--- Begin ---
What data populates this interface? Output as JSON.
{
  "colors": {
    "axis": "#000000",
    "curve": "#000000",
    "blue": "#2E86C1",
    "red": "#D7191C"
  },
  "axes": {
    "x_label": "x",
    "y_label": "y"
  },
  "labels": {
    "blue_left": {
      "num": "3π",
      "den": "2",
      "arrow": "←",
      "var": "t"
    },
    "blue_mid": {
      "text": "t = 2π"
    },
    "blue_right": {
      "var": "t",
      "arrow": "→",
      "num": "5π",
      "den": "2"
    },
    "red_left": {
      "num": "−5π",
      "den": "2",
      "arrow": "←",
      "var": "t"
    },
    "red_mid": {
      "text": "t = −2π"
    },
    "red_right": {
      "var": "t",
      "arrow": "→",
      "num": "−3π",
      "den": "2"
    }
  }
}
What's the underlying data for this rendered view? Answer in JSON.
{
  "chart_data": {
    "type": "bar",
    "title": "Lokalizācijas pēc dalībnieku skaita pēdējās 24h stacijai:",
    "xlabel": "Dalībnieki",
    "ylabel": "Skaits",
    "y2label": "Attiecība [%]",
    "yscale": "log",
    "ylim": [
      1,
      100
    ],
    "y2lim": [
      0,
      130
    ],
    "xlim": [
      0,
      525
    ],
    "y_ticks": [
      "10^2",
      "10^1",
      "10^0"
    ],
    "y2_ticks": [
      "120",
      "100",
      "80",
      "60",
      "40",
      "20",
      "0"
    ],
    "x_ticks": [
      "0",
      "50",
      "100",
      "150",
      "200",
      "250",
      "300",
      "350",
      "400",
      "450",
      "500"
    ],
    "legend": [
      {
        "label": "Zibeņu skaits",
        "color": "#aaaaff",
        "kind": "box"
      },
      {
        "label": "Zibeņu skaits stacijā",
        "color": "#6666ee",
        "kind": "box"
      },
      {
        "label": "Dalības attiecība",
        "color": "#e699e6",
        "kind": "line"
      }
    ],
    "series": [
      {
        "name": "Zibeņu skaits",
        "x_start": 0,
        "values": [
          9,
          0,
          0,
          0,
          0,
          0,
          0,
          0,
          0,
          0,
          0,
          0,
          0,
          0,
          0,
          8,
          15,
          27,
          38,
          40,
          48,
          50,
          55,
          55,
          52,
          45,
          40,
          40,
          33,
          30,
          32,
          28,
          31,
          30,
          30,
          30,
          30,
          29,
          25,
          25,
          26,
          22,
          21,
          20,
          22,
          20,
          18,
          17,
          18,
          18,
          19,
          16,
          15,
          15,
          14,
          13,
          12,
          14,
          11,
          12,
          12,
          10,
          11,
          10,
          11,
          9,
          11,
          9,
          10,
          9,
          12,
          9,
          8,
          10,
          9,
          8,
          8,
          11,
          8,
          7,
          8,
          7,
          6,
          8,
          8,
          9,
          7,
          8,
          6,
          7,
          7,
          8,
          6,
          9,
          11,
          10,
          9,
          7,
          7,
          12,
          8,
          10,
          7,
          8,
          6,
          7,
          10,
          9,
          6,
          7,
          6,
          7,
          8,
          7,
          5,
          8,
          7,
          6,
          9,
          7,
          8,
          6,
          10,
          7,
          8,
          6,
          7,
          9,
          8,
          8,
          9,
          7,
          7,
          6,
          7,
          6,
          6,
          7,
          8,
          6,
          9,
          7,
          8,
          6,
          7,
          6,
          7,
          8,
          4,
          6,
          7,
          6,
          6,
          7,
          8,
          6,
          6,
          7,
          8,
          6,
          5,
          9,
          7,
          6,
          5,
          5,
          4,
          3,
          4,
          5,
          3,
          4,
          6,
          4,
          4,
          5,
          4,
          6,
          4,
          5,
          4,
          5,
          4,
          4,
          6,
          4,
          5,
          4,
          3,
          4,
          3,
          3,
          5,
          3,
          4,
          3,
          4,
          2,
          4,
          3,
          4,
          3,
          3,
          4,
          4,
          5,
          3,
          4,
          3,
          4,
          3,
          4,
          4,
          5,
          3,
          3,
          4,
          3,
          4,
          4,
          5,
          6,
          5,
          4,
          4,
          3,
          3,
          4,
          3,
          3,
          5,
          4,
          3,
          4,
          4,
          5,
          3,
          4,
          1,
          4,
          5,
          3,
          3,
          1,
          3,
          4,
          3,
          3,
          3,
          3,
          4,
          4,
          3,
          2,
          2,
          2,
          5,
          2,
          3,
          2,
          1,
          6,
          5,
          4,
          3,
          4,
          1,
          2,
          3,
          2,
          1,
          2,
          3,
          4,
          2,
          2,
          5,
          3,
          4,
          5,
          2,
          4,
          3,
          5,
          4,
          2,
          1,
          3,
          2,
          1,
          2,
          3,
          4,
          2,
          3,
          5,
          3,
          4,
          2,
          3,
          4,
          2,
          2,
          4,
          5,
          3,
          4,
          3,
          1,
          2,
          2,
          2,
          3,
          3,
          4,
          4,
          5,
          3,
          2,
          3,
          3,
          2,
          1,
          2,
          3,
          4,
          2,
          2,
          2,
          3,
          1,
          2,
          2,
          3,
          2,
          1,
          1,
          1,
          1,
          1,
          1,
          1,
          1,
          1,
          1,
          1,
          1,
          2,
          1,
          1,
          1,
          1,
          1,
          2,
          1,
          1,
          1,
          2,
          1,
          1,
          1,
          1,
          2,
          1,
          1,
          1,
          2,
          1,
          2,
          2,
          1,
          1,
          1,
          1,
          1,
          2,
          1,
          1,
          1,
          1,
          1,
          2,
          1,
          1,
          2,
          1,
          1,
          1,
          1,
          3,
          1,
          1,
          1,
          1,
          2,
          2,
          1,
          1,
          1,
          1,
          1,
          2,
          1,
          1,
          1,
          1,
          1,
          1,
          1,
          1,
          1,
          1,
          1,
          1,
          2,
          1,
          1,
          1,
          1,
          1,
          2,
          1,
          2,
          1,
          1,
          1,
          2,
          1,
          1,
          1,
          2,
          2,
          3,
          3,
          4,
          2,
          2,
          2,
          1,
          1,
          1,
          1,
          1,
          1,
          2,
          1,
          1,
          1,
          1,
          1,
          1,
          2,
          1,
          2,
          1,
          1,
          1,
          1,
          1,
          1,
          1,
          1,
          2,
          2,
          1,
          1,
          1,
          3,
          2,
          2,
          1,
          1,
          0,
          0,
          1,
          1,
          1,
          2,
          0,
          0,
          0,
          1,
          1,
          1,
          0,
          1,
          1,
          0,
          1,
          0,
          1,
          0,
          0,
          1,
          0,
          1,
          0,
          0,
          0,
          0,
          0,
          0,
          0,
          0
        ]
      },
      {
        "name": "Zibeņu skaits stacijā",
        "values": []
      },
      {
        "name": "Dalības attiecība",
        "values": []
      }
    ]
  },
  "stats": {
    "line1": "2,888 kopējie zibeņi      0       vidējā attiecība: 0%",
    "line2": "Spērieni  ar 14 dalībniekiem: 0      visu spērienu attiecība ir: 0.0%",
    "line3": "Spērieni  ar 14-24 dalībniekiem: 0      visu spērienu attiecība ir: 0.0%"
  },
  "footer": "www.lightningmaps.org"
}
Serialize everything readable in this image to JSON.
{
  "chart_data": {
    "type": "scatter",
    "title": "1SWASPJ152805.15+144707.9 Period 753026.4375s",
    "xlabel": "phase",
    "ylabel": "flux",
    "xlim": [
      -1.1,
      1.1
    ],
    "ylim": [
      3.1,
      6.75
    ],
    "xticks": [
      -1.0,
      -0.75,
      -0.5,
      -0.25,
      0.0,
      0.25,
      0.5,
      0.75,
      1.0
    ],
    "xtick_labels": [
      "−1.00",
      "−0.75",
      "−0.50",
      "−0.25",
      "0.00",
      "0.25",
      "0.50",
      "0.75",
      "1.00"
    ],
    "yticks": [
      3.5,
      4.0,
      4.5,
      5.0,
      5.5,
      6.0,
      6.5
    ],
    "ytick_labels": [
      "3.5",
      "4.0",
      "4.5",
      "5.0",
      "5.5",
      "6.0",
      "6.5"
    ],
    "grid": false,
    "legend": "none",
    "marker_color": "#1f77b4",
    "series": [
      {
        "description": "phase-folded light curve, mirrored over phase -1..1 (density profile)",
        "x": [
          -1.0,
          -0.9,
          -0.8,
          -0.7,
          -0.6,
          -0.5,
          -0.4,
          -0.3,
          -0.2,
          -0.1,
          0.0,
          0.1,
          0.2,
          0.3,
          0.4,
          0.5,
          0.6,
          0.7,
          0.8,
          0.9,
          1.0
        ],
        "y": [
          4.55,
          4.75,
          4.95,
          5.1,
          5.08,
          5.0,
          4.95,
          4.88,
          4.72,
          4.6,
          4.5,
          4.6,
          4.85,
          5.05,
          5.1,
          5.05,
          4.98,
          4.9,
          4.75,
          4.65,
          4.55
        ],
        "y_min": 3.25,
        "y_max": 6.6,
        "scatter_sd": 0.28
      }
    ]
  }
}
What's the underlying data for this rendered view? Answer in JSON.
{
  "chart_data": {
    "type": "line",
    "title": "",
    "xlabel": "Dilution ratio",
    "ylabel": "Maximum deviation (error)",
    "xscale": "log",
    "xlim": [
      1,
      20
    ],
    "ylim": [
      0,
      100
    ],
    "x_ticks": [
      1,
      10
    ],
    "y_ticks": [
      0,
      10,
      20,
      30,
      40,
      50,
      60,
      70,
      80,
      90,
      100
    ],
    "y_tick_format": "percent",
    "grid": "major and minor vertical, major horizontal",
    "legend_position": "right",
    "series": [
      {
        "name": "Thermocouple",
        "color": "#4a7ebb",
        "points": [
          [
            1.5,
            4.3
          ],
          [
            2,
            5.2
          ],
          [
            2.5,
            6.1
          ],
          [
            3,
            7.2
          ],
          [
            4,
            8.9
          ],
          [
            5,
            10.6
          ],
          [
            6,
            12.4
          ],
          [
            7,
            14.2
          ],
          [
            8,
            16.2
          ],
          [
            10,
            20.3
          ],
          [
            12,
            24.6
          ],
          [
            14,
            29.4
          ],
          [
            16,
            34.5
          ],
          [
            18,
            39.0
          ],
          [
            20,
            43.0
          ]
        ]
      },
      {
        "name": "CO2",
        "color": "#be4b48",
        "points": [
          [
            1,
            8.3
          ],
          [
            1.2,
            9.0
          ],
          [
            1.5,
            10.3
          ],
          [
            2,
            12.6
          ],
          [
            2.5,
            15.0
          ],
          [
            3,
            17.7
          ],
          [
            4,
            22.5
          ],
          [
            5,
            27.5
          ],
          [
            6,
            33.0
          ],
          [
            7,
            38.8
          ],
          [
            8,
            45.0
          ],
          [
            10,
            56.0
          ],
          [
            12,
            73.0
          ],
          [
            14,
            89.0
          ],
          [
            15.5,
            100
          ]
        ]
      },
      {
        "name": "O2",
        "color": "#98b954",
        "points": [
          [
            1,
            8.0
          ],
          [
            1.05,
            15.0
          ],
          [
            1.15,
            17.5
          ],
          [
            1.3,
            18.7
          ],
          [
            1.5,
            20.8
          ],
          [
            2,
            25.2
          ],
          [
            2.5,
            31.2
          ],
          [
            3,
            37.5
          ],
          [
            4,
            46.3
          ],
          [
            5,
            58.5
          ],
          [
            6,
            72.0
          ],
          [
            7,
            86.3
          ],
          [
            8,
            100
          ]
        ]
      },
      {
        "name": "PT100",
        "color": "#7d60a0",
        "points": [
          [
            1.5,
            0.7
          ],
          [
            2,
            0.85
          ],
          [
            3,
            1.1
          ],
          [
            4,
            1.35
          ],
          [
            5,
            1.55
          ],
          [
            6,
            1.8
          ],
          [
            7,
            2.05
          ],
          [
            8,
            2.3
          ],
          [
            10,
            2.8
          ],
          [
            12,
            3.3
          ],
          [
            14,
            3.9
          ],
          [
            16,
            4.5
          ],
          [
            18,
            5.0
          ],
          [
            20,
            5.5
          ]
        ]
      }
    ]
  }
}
--- End ---
**WORK REQUIRED**: Gather each line holding the string "visu".

**RESULT OF THIS TASK**:
    "line2": "Spērieni  ar 14 dalībniekiem: 0      visu spērienu attiecība ir: 0.0%",
    "line3": "Spērieni  ar 14-24 dalībniekiem: 0      visu spērienu attiecība ir: 0.0%"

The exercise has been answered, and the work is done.